### Stored records ###

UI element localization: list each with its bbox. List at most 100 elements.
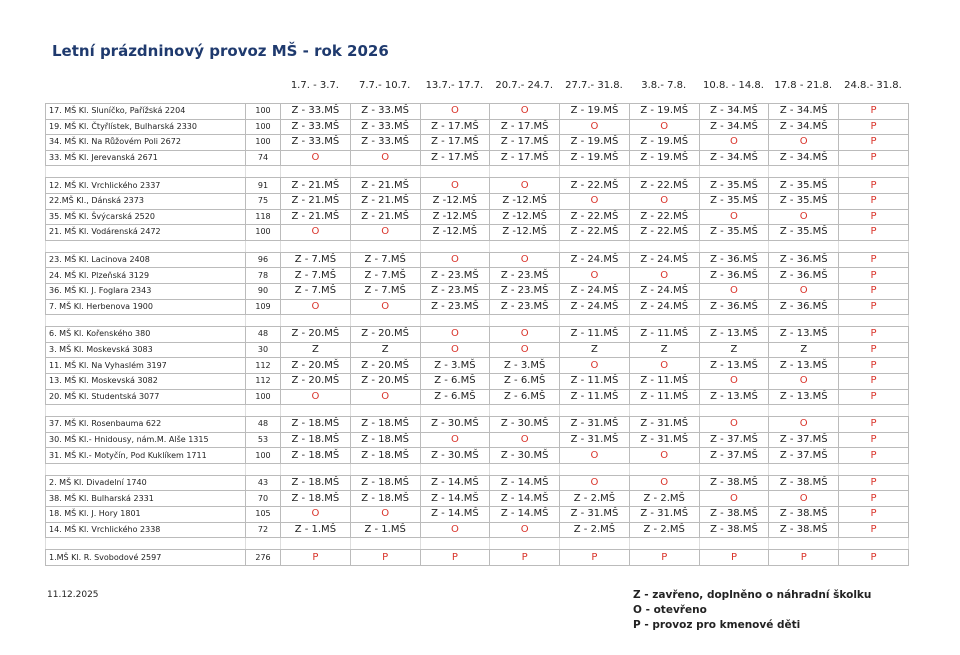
status-cell: O: [419, 341, 491, 359]
empty-cell: [45, 537, 246, 551]
status-cell: Z - 2.MŠ: [559, 490, 630, 508]
school-name: 33. MŠ Kl. Jerevanská 2671: [45, 149, 246, 167]
status-cell: O: [489, 103, 561, 120]
status-cell: Z - 24.MŠ: [628, 251, 700, 269]
status-cell: O: [628, 357, 700, 374]
column-header: 20.7.- 24.7.: [495, 80, 554, 91]
status-cell: Z - 31.MŠ: [628, 506, 700, 523]
status-cell: O: [768, 208, 840, 226]
empty-cell: [245, 404, 281, 418]
empty-cell: [628, 537, 700, 551]
empty-cell: [559, 537, 630, 551]
status-cell: P: [838, 298, 909, 316]
status-cell: Z - 35.MŠ: [698, 192, 770, 210]
status-cell: Z - 38.MŠ: [768, 506, 840, 523]
school-name: 23. MŠ Kl. Lacinova 2408: [45, 251, 246, 269]
status-cell: Z - 33.MŠ: [280, 134, 351, 151]
status-cell: O: [768, 134, 840, 151]
empty-cell: [838, 462, 909, 476]
status-cell: P: [838, 224, 909, 241]
school-row: 18. MŠ Kl. J. Hory 1801 105 O O Z - 14.MŠ Z -…: [45, 506, 909, 523]
status-cell: Z - 33.MŠ: [349, 103, 421, 120]
status-cell: O: [698, 134, 770, 151]
status-cell: Z - 1.MŠ: [280, 521, 351, 539]
status-cell: Z - 23.MŠ: [489, 282, 561, 300]
status-cell: Z - 34.MŠ: [698, 103, 770, 120]
status-cell: P: [838, 326, 909, 343]
empty-cell: [489, 537, 561, 551]
status-cell: P: [419, 549, 491, 566]
empty-cell: [838, 239, 909, 253]
school-row: 6. MŠ Kl. Kořenského 380 48 Z - 20.MŠ Z - 2…: [45, 326, 909, 343]
empty-cell: [489, 165, 561, 179]
status-cell: Z - 14.MŠ: [489, 490, 561, 508]
status-cell: Z - 6.MŠ: [489, 372, 561, 390]
status-cell: Z - 38.MŠ: [698, 521, 770, 539]
column-header: 13.7.- 17.7.: [425, 80, 484, 91]
capacity: 100: [245, 388, 281, 406]
status-cell: Z: [349, 341, 421, 359]
column-headers: 1.7. - 3.7. 7.7.- 10.7. 13.7.- 17.7. 20.7.-…: [45, 80, 908, 91]
status-cell: Z - 20.MŠ: [280, 372, 351, 390]
school-name: 11. MŠ Kl. Na Vyhaslém 3197: [45, 357, 246, 374]
status-cell: O: [489, 251, 561, 269]
capacity: 90: [245, 282, 281, 300]
empty-cell: [245, 239, 281, 253]
legend: Z - zavřeno, doplněno o náhradní školku O…: [633, 588, 871, 633]
capacity: 109: [245, 298, 281, 316]
school-name: 2. MŠ Kl. Divadelní 1740: [45, 474, 246, 492]
school-name: 36. MŠ Kl. J. Foglara 2343: [45, 282, 246, 300]
school-row: 7. MŠ Kl. Herbenova 1900 109 O O Z - 23.MŠ Z …: [45, 298, 909, 316]
school-row: 20. MŠ Kl. Studentská 3077 100 O O Z - 6.MŠ Z…: [45, 388, 909, 406]
status-cell: O: [628, 267, 700, 284]
capacity: 48: [245, 416, 281, 433]
status-cell: P: [838, 549, 909, 566]
status-cell: Z - 11.MŠ: [628, 388, 700, 406]
group-gap: [45, 239, 909, 253]
status-cell: O: [698, 208, 770, 226]
school-name: 35. MŠ Kl. Švýcarská 2520: [45, 208, 246, 226]
group-gap: [45, 165, 909, 179]
status-cell: Z - 23.MŠ: [489, 298, 561, 316]
school-row: 11. MŠ Kl. Na Vyhaslém 3197 112 Z - 20.MŠ Z…: [45, 357, 909, 374]
school-row: 35. MŠ Kl. Švýcarská 2520 118 Z - 21.MŠ Z -…: [45, 208, 909, 226]
capacity: 43: [245, 474, 281, 492]
status-cell: P: [768, 549, 840, 566]
status-cell: Z: [628, 341, 700, 359]
empty-cell: [559, 239, 630, 253]
school-row: 1.MŠ Kl. R. Svobodové 2597 276 P P P P P P P P P: [45, 549, 909, 566]
status-cell: Z - 36.MŠ: [768, 298, 840, 316]
status-cell: Z - 11.MŠ: [628, 372, 700, 390]
status-cell: P: [698, 549, 770, 566]
school-name: 38. MŠ Kl. Bulharská 2331: [45, 490, 246, 508]
capacity: 100: [245, 224, 281, 241]
status-cell: P: [838, 416, 909, 433]
status-cell: Z - 6.MŠ: [489, 388, 561, 406]
school-row: 38. MŠ Kl. Bulharská 2331 70 Z - 18.MŠ Z - …: [45, 490, 909, 508]
status-cell: Z - 22.MŠ: [628, 208, 700, 226]
status-cell: Z -12.MŠ: [489, 192, 561, 210]
status-cell: Z - 21.MŠ: [349, 177, 421, 194]
status-cell: Z - 13.MŠ: [768, 388, 840, 406]
status-cell: Z - 37.MŠ: [698, 447, 770, 464]
status-cell: Z - 33.MŠ: [349, 118, 421, 136]
status-cell: Z - 38.MŠ: [768, 521, 840, 539]
capacity: 105: [245, 506, 281, 523]
status-cell: Z - 2.MŠ: [628, 490, 700, 508]
status-cell: O: [698, 282, 770, 300]
empty-cell: [628, 462, 700, 476]
status-cell: O: [628, 474, 700, 492]
status-cell: P: [838, 208, 909, 226]
status-cell: Z - 19.MŠ: [628, 134, 700, 151]
empty-cell: [349, 537, 421, 551]
status-cell: Z - 22.MŠ: [559, 224, 630, 241]
status-cell: O: [419, 177, 491, 194]
status-cell: O: [280, 388, 351, 406]
empty-cell: [419, 314, 491, 328]
school-row: 19. MŠ Kl. Čtyřlístek, Bulharská 2330 100…: [45, 118, 909, 136]
empty-cell: [349, 404, 421, 418]
status-cell: O: [489, 341, 561, 359]
status-cell: Z - 3.MŠ: [489, 357, 561, 374]
status-cell: Z - 20.MŠ: [349, 372, 421, 390]
school-name: 19. MŠ Kl. Čtyřlístek, Bulharská 2330: [45, 118, 246, 136]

###

**Set problem**
Return every line above that holds the string "Čtyřlístek", with matching case.

**Answer to this problem**
school-row: 19. MŠ Kl. Čtyřlístek, Bulharská 2330 100…: [45, 118, 909, 136]
school-name: 19. MŠ Kl. Čtyřlístek, Bulharská 2330: [45, 118, 246, 136]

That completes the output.